Material provided:
────────────────

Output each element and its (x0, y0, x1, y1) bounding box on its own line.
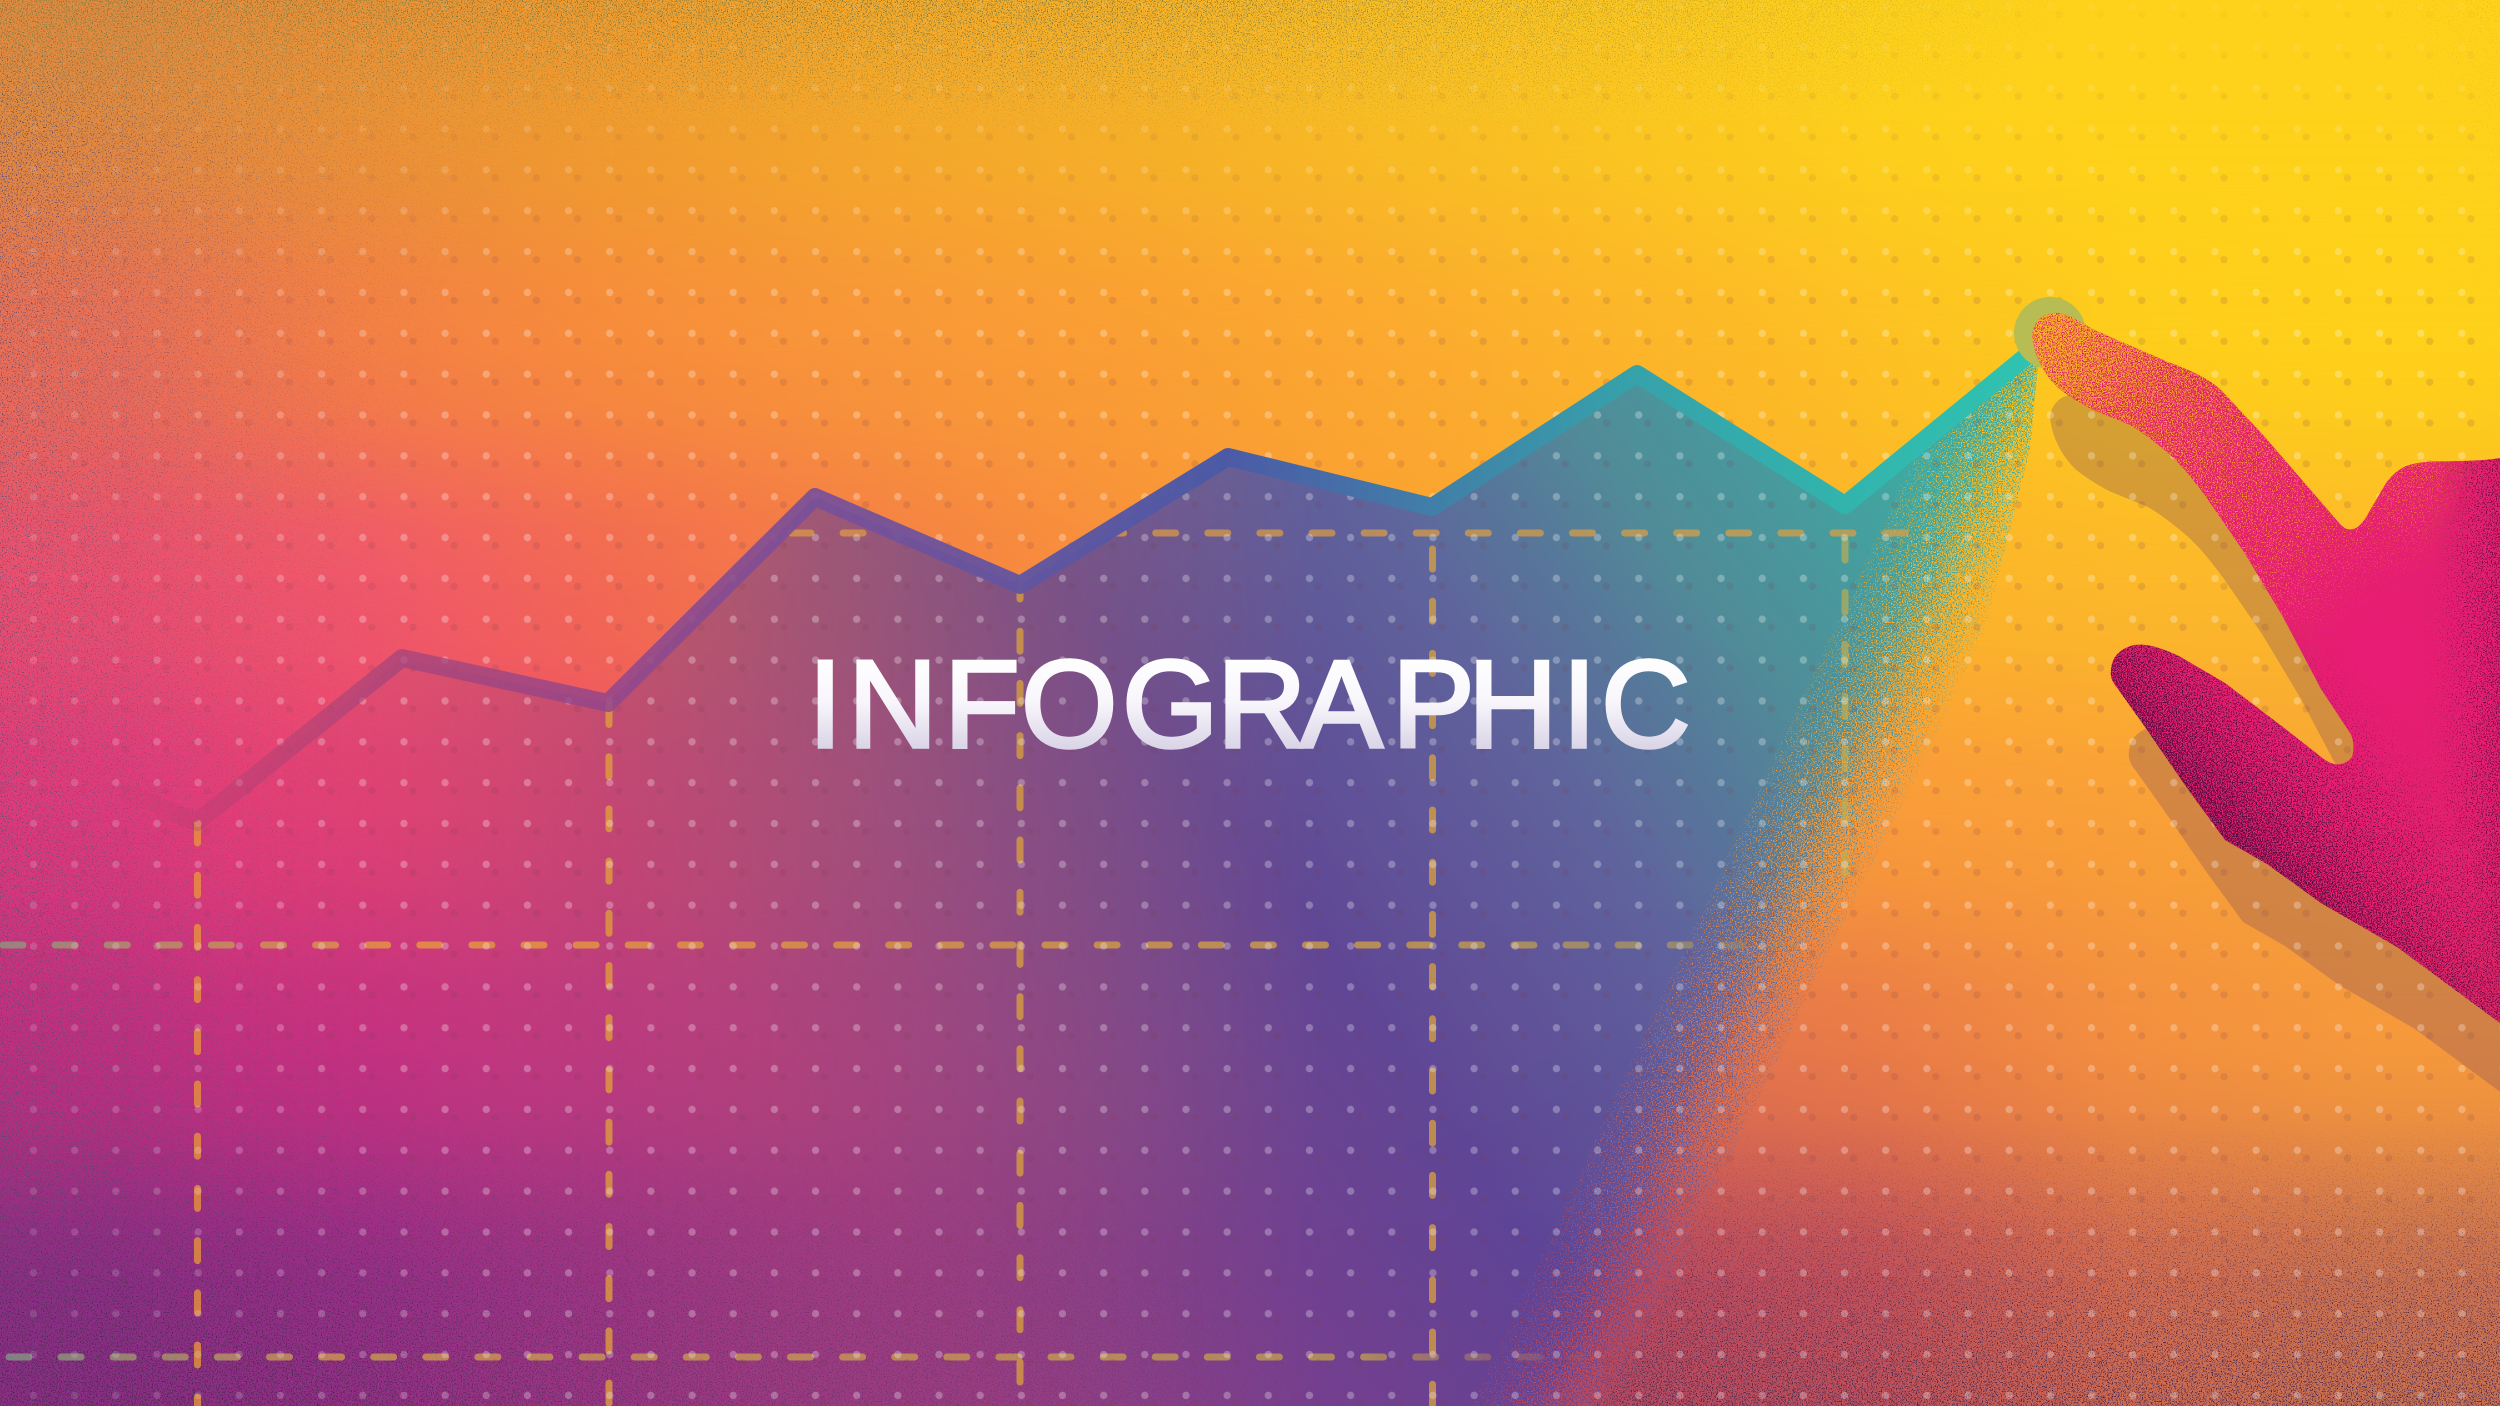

────────────────

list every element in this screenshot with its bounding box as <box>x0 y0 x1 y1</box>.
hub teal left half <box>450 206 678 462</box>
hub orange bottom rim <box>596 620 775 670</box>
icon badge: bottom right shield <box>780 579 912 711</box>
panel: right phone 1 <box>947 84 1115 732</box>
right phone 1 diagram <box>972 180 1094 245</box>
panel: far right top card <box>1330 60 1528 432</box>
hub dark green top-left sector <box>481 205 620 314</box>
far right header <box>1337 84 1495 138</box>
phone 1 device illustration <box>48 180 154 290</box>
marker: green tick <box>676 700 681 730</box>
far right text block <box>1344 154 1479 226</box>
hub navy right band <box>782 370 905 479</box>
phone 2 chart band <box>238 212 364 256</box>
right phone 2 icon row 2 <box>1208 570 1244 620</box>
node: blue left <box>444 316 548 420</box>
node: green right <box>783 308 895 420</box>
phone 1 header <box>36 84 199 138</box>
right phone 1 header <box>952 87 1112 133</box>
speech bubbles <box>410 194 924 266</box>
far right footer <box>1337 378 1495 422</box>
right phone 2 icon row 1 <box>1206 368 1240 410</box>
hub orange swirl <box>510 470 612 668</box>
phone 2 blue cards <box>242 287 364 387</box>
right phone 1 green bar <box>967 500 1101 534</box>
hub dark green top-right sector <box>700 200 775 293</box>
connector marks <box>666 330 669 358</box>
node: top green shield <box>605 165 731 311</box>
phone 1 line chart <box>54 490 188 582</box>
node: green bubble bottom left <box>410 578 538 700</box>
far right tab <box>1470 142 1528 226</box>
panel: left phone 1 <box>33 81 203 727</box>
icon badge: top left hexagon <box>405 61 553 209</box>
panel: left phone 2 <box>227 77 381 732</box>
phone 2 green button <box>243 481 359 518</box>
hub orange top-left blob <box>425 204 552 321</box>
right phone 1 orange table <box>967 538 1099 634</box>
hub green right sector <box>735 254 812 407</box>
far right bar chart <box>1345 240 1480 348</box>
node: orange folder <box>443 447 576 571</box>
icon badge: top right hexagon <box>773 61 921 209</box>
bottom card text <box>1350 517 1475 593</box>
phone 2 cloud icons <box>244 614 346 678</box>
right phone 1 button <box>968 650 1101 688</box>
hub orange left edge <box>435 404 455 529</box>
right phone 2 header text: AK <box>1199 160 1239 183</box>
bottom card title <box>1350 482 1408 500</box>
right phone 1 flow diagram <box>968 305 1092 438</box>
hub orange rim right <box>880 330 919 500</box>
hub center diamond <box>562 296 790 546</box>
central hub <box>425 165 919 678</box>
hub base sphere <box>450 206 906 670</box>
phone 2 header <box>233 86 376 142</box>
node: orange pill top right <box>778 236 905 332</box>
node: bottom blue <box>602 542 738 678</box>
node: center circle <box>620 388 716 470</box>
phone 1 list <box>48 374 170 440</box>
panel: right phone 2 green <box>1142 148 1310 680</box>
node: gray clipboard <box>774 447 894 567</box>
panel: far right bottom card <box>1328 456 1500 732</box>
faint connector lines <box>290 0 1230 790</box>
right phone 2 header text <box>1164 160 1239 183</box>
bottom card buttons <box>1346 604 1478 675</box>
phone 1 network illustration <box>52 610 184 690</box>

────────────────

Written request: Convert the part of the listing starting at the line that contains "list every element" and ending at the line that contains "icon badge: bottom" into a numbered list, leaving out any blank lines.

Result:
1. list every element in this screenshot with its bounding box as <box>x0 y0 x1 y1</box>.
2. hub teal left half <box>450 206 678 462</box>
3. hub orange bottom rim <box>596 620 775 670</box>
4. icon badge: bottom right shield <box>780 579 912 711</box>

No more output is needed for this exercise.